Instruction: Below are the records; reproduce all of them exactly but without any images.

┌────────

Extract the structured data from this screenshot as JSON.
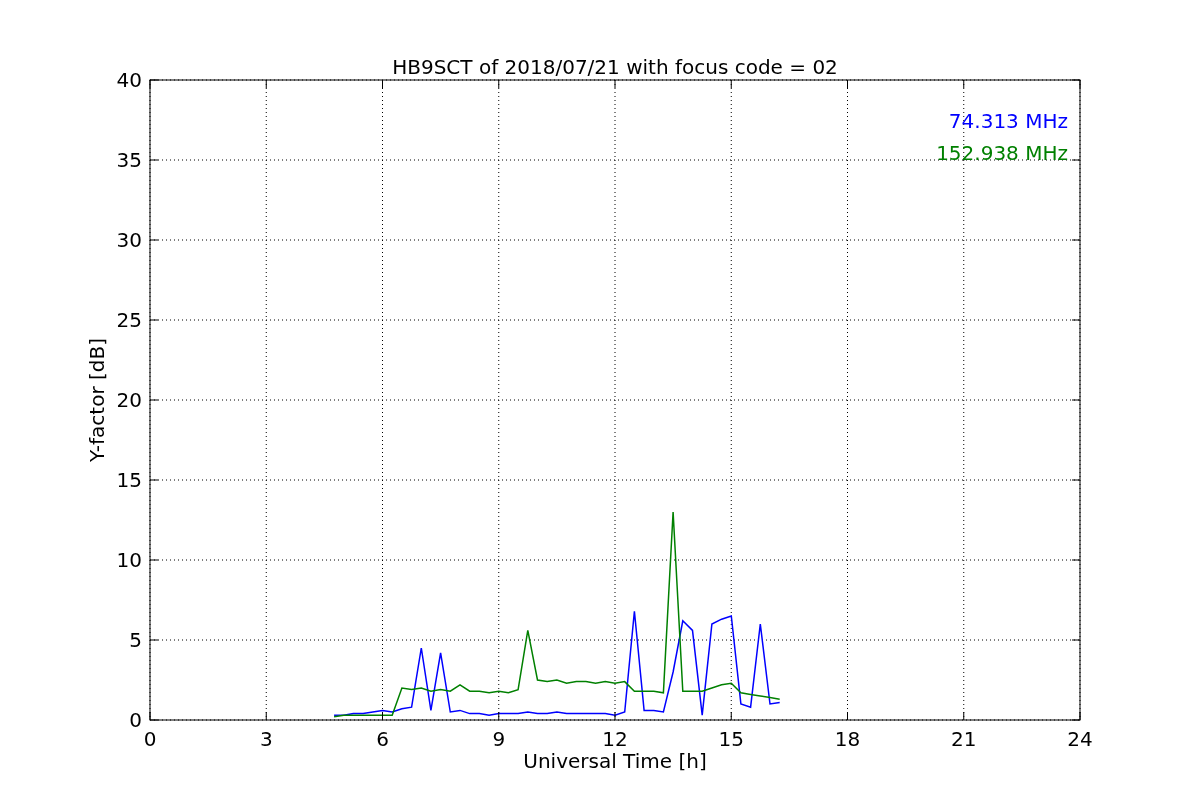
{
  "chart_data": {
    "type": "line",
    "title": "HB9SCT of 2018/07/21 with focus code = 02",
    "xlabel": "Universal Time [h]",
    "ylabel": "Y-factor [dB]",
    "x": [
      4.75,
      5,
      5.25,
      5.5,
      5.75,
      6,
      6.25,
      6.5,
      6.75,
      7,
      7.25,
      7.5,
      7.75,
      8,
      8.25,
      8.5,
      8.75,
      9,
      9.25,
      9.5,
      9.75,
      10,
      10.25,
      10.5,
      10.75,
      11,
      11.25,
      11.5,
      11.75,
      12,
      12.25,
      12.5,
      12.75,
      13,
      13.25,
      13.5,
      13.75,
      14,
      14.25,
      14.5,
      14.75,
      15,
      15.25,
      15.5,
      15.75,
      16,
      16.25
    ],
    "series": [
      {
        "name": "74.313 MHz",
        "color": "#0000ff",
        "values": [
          0.3,
          0.3,
          0.4,
          0.4,
          0.5,
          0.6,
          0.5,
          0.7,
          0.8,
          4.5,
          0.6,
          4.2,
          0.5,
          0.6,
          0.4,
          0.4,
          0.3,
          0.4,
          0.4,
          0.4,
          0.5,
          0.4,
          0.4,
          0.5,
          0.4,
          0.4,
          0.4,
          0.4,
          0.4,
          0.3,
          0.5,
          6.8,
          0.6,
          0.6,
          0.5,
          3.0,
          6.2,
          5.6,
          0.3,
          6.0,
          6.3,
          6.5,
          1.0,
          0.8,
          6.0,
          1.0,
          1.1
        ]
      },
      {
        "name": "152.938 MHz",
        "color": "#008000",
        "values": [
          0.2,
          0.3,
          0.3,
          0.3,
          0.3,
          0.3,
          0.3,
          2.0,
          1.9,
          2.0,
          1.8,
          1.9,
          1.8,
          2.2,
          1.8,
          1.8,
          1.7,
          1.8,
          1.7,
          1.9,
          5.6,
          2.5,
          2.4,
          2.5,
          2.3,
          2.4,
          2.4,
          2.3,
          2.4,
          2.3,
          2.4,
          1.8,
          1.8,
          1.8,
          1.7,
          13.0,
          1.8,
          1.8,
          1.8,
          2.0,
          2.2,
          2.3,
          1.7,
          1.6,
          1.5,
          1.4,
          1.3
        ]
      }
    ],
    "grid": true,
    "xlim": [
      0,
      24
    ],
    "ylim": [
      0,
      40
    ],
    "xticks": [
      0,
      3,
      6,
      9,
      12,
      15,
      18,
      21,
      24
    ],
    "yticks": [
      0,
      5,
      10,
      15,
      20,
      25,
      30,
      35,
      40
    ]
  }
}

└────────

Solution to the problem:
Extract the structured data from this screenshot as JSON.
{
  "chart_data": {
    "type": "line",
    "title": "HB9SCT of 2018/07/21 with focus code = 02",
    "xlabel": "Universal Time [h]",
    "ylabel": "Y-factor [dB]",
    "x": [
      4.75,
      5,
      5.25,
      5.5,
      5.75,
      6,
      6.25,
      6.5,
      6.75,
      7,
      7.25,
      7.5,
      7.75,
      8,
      8.25,
      8.5,
      8.75,
      9,
      9.25,
      9.5,
      9.75,
      10,
      10.25,
      10.5,
      10.75,
      11,
      11.25,
      11.5,
      11.75,
      12,
      12.25,
      12.5,
      12.75,
      13,
      13.25,
      13.5,
      13.75,
      14,
      14.25,
      14.5,
      14.75,
      15,
      15.25,
      15.5,
      15.75,
      16,
      16.25
    ],
    "series": [
      {
        "name": "74.313 MHz",
        "color": "#0000ff",
        "values": [
          0.3,
          0.3,
          0.4,
          0.4,
          0.5,
          0.6,
          0.5,
          0.7,
          0.8,
          4.5,
          0.6,
          4.2,
          0.5,
          0.6,
          0.4,
          0.4,
          0.3,
          0.4,
          0.4,
          0.4,
          0.5,
          0.4,
          0.4,
          0.5,
          0.4,
          0.4,
          0.4,
          0.4,
          0.4,
          0.3,
          0.5,
          6.8,
          0.6,
          0.6,
          0.5,
          3.0,
          6.2,
          5.6,
          0.3,
          6.0,
          6.3,
          6.5,
          1.0,
          0.8,
          6.0,
          1.0,
          1.1
        ]
      },
      {
        "name": "152.938 MHz",
        "color": "#008000",
        "values": [
          0.2,
          0.3,
          0.3,
          0.3,
          0.3,
          0.3,
          0.3,
          2.0,
          1.9,
          2.0,
          1.8,
          1.9,
          1.8,
          2.2,
          1.8,
          1.8,
          1.7,
          1.8,
          1.7,
          1.9,
          5.6,
          2.5,
          2.4,
          2.5,
          2.3,
          2.4,
          2.4,
          2.3,
          2.4,
          2.3,
          2.4,
          1.8,
          1.8,
          1.8,
          1.7,
          13.0,
          1.8,
          1.8,
          1.8,
          2.0,
          2.2,
          2.3,
          1.7,
          1.6,
          1.5,
          1.4,
          1.3
        ]
      }
    ],
    "grid": true,
    "xlim": [
      0,
      24
    ],
    "ylim": [
      0,
      40
    ],
    "xticks": [
      0,
      3,
      6,
      9,
      12,
      15,
      18,
      21,
      24
    ],
    "yticks": [
      0,
      5,
      10,
      15,
      20,
      25,
      30,
      35,
      40
    ]
  }
}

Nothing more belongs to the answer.